STATED PROBLEM =
Every entry below should be printed exactly, without its images.

SOURCE DATA =
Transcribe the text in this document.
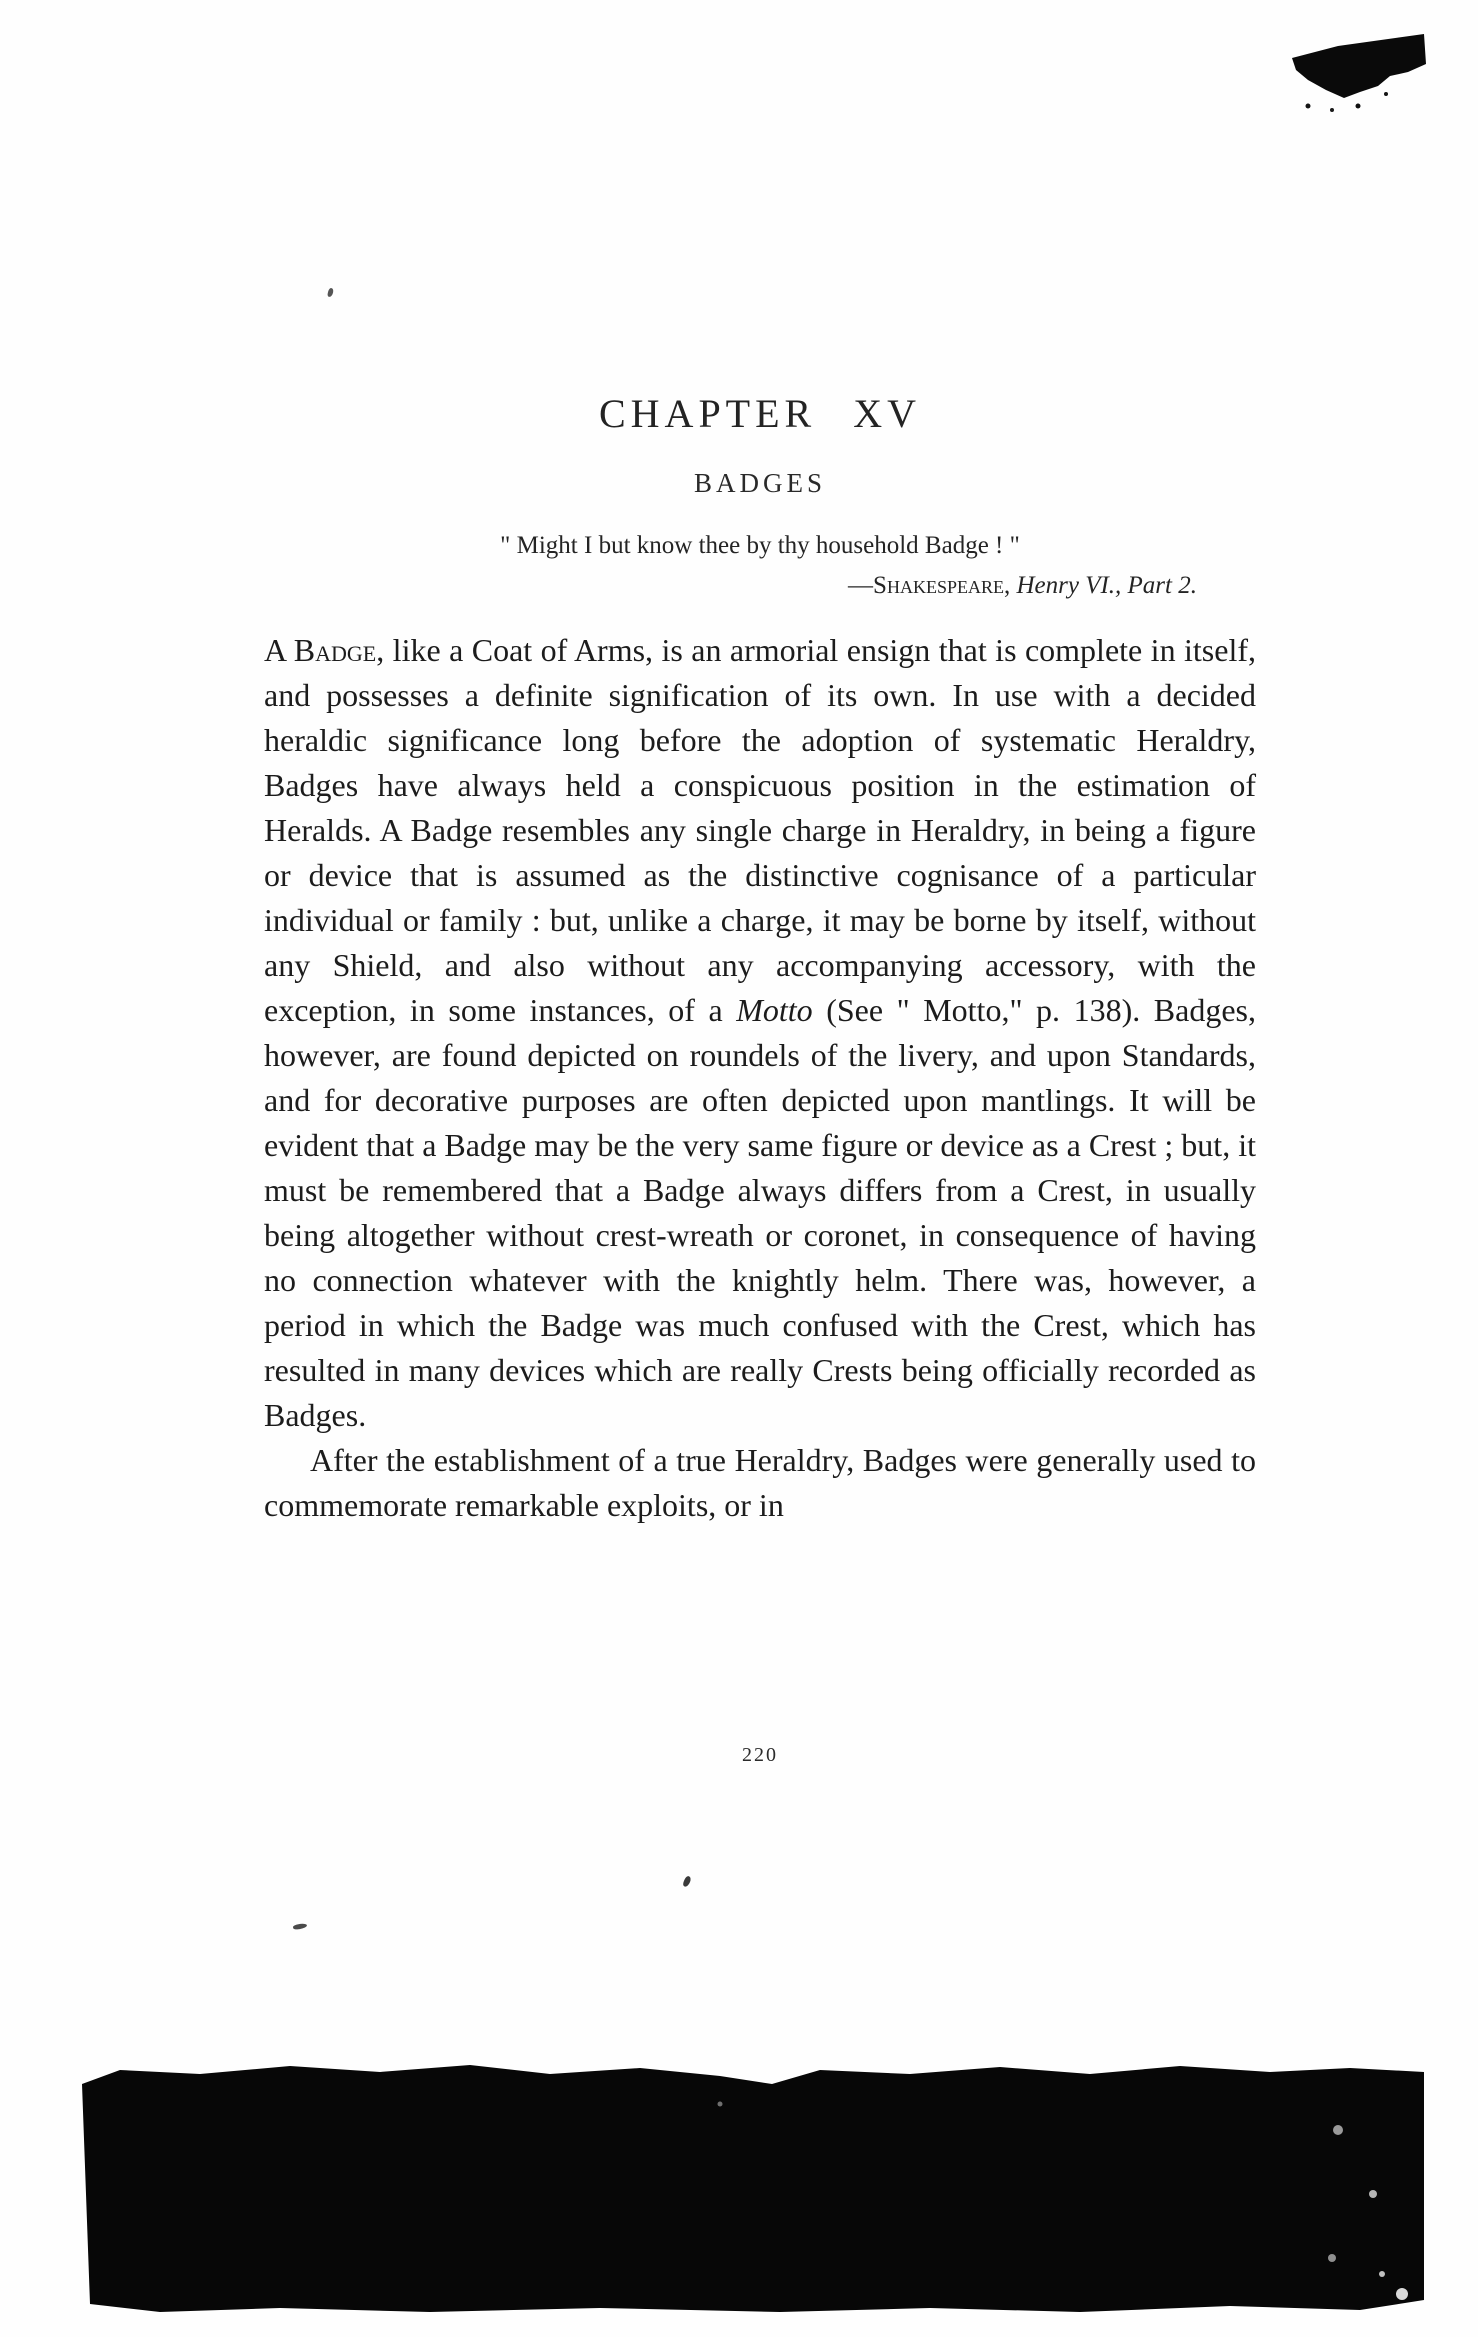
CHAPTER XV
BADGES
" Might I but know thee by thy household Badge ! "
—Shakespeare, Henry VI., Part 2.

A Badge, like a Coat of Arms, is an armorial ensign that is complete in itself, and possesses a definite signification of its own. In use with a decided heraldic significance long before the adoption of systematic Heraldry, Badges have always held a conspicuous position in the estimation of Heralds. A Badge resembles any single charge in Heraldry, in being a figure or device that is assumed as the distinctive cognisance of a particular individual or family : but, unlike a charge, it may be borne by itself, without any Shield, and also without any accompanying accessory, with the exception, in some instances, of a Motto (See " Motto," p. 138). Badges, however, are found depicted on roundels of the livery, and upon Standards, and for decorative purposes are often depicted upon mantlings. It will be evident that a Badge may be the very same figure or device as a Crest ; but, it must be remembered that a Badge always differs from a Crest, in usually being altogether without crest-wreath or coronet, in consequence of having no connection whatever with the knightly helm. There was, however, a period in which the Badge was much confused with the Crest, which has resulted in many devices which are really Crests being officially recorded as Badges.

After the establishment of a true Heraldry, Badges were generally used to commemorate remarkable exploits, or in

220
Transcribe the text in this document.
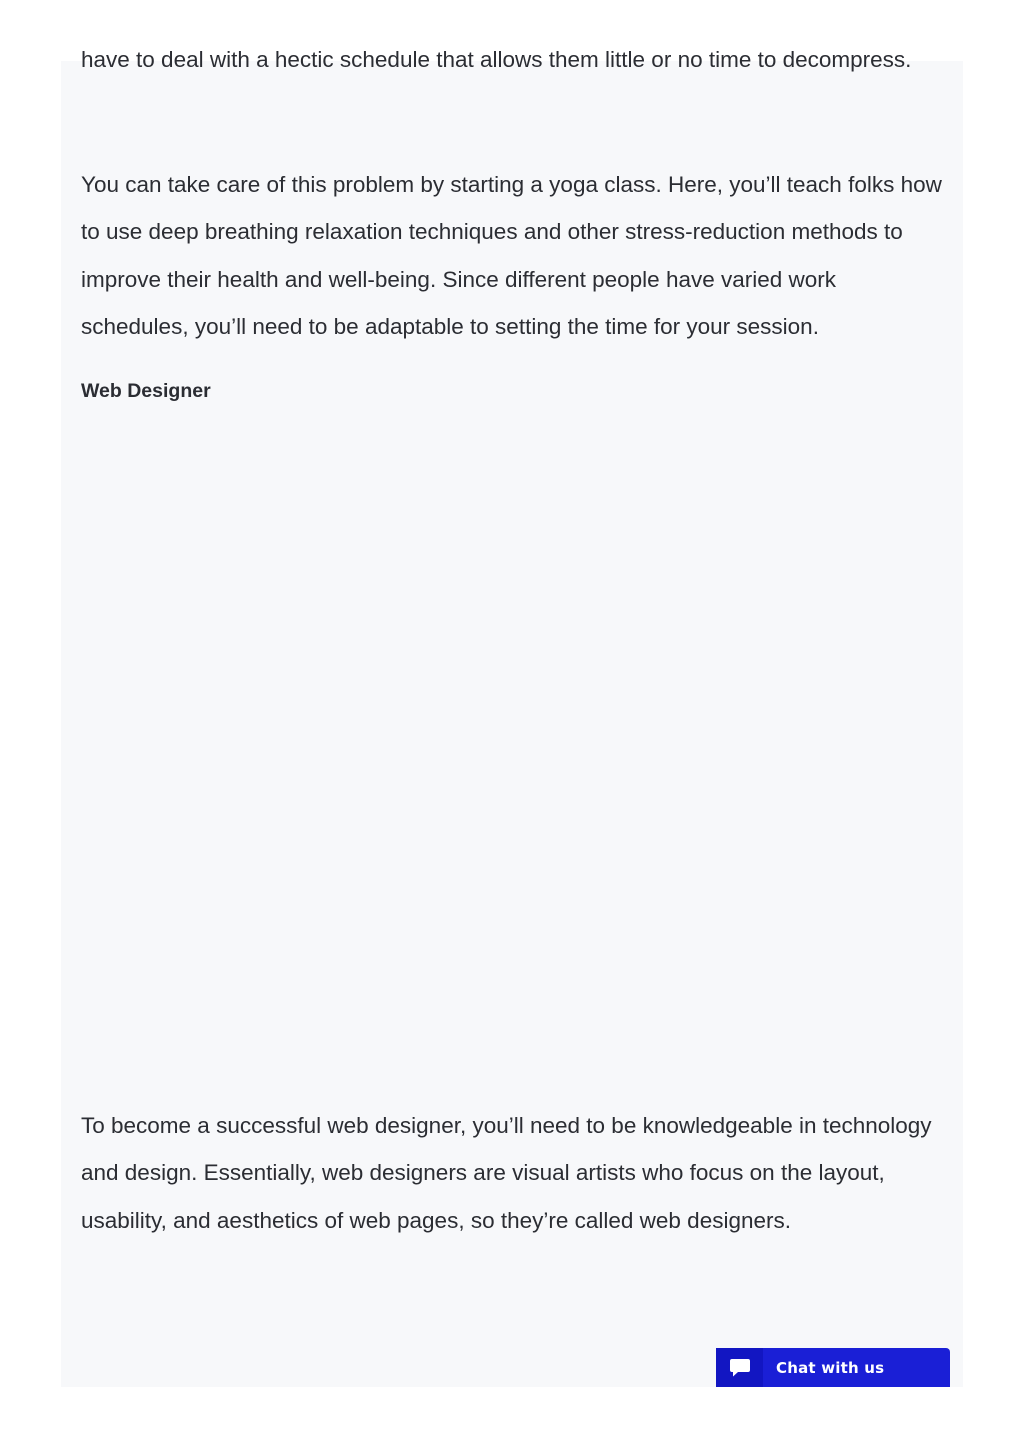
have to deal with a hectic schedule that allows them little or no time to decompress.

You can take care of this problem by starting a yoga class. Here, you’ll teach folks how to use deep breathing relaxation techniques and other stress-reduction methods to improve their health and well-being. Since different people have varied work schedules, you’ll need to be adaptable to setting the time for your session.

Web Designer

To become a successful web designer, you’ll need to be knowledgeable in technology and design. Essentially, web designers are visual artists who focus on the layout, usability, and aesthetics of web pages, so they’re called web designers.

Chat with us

OUTPUT OF THE TASK =
Transcribe the text in this document.
CHAPTER XV
BADGES
" Might I but know thee by thy household Badge ! "
—Shakespeare, Henry VI., Part 2.

A Badge, like a Coat of Arms, is an armorial ensign that is complete in itself, and possesses a definite signification of its own. In use with a decided heraldic significance long before the adoption of systematic Heraldry, Badges have always held a conspicuous position in the estimation of Heralds. A Badge resembles any single charge in Heraldry, in being a figure or device that is assumed as the distinctive cognisance of a particular individual or family : but, unlike a charge, it may be borne by itself, without any Shield, and also without any accompanying accessory, with the exception, in some instances, of a Motto (See " Motto," p. 138). Badges, however, are found depicted on roundels of the livery, and upon Standards, and for decorative purposes are often depicted upon mantlings. It will be evident that a Badge may be the very same figure or device as a Crest ; but, it must be remembered that a Badge always differs from a Crest, in usually being altogether without crest-wreath or coronet, in consequence of having no connection whatever with the knightly helm. There was, however, a period in which the Badge was much confused with the Crest, which has resulted in many devices which are really Crests being officially recorded as Badges.

After the establishment of a true Heraldry, Badges were generally used to commemorate remarkable exploits, or in

220
Transcribe the text in this document.
have to deal with a hectic schedule that allows them little or no time to decompress.

You can take care of this problem by starting a yoga class. Here, you’ll teach folks how to use deep breathing relaxation techniques and other stress-reduction methods to improve their health and well-being. Since different people have varied work schedules, you’ll need to be adaptable to setting the time for your session.

Web Designer

To become a successful web designer, you’ll need to be knowledgeable in technology and design. Essentially, web designers are visual artists who focus on the layout, usability, and aesthetics of web pages, so they’re called web designers.

Chat with us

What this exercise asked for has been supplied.